Extracted data entries:
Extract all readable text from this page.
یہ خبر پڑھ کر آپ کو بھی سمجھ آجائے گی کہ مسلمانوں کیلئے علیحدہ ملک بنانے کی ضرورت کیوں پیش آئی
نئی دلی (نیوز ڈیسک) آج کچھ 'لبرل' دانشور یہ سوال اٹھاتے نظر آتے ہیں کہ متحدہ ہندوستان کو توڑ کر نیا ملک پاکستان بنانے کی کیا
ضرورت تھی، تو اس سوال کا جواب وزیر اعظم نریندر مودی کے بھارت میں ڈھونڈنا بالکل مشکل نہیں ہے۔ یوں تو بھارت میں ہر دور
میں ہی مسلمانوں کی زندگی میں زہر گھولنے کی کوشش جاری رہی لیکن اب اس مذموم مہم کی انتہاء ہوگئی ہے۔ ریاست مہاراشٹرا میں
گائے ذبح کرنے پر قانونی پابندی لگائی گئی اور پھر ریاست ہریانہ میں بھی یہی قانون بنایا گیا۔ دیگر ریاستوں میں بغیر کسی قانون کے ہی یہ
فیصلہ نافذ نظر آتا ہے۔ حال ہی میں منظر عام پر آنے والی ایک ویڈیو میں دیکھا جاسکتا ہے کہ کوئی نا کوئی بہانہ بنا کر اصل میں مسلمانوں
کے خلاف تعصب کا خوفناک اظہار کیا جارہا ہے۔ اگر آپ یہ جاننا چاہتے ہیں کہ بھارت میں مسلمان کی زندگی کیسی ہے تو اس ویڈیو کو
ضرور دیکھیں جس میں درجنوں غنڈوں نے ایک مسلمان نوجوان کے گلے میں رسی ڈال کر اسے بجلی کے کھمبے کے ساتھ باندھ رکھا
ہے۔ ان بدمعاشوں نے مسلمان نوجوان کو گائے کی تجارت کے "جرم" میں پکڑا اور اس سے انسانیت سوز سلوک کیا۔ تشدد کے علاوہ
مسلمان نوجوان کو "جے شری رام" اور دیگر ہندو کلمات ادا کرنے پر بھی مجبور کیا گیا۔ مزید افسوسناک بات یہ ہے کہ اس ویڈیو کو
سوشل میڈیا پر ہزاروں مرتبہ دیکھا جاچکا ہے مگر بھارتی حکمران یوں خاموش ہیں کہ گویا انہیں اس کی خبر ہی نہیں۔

EXERCISE REQUIREMENTS: Repeat the entries shown above, every one, word for word.

COMPLETE ANSWER:
Extract all readable text from this page.
یہ خبر پڑھ کر آپ کو بھی سمجھ آجائے گی کہ مسلمانوں کیلئے علیحدہ ملک بنانے کی ضرورت کیوں پیش آئی
نئی دلی (نیوز ڈیسک) آج کچھ 'لبرل' دانشور یہ سوال اٹھاتے نظر آتے ہیں کہ متحدہ ہندوستان کو توڑ کر نیا ملک پاکستان بنانے کی کیا
ضرورت تھی، تو اس سوال کا جواب وزیر اعظم نریندر مودی کے بھارت میں ڈھونڈنا بالکل مشکل نہیں ہے۔ یوں تو بھارت میں ہر دور
میں ہی مسلمانوں کی زندگی میں زہر گھولنے کی کوشش جاری رہی لیکن اب اس مذموم مہم کی انتہاء ہوگئی ہے۔ ریاست مہاراشٹرا میں
گائے ذبح کرنے پر قانونی پابندی لگائی گئی اور پھر ریاست ہریانہ میں بھی یہی قانون بنایا گیا۔ دیگر ریاستوں میں بغیر کسی قانون کے ہی یہ
فیصلہ نافذ نظر آتا ہے۔ حال ہی میں منظر عام پر آنے والی ایک ویڈیو میں دیکھا جاسکتا ہے کہ کوئی نا کوئی بہانہ بنا کر اصل میں مسلمانوں
کے خلاف تعصب کا خوفناک اظہار کیا جارہا ہے۔ اگر آپ یہ جاننا چاہتے ہیں کہ بھارت میں مسلمان کی زندگی کیسی ہے تو اس ویڈیو کو
ضرور دیکھیں جس میں درجنوں غنڈوں نے ایک مسلمان نوجوان کے گلے میں رسی ڈال کر اسے بجلی کے کھمبے کے ساتھ باندھ رکھا
ہے۔ ان بدمعاشوں نے مسلمان نوجوان کو گائے کی تجارت کے "جرم" میں پکڑا اور اس سے انسانیت سوز سلوک کیا۔ تشدد کے علاوہ
مسلمان نوجوان کو "جے شری رام" اور دیگر ہندو کلمات ادا کرنے پر بھی مجبور کیا گیا۔ مزید افسوسناک بات یہ ہے کہ اس ویڈیو کو
سوشل میڈیا پر ہزاروں مرتبہ دیکھا جاچکا ہے مگر بھارتی حکمران یوں خاموش ہیں کہ گویا انہیں اس کی خبر ہی نہیں۔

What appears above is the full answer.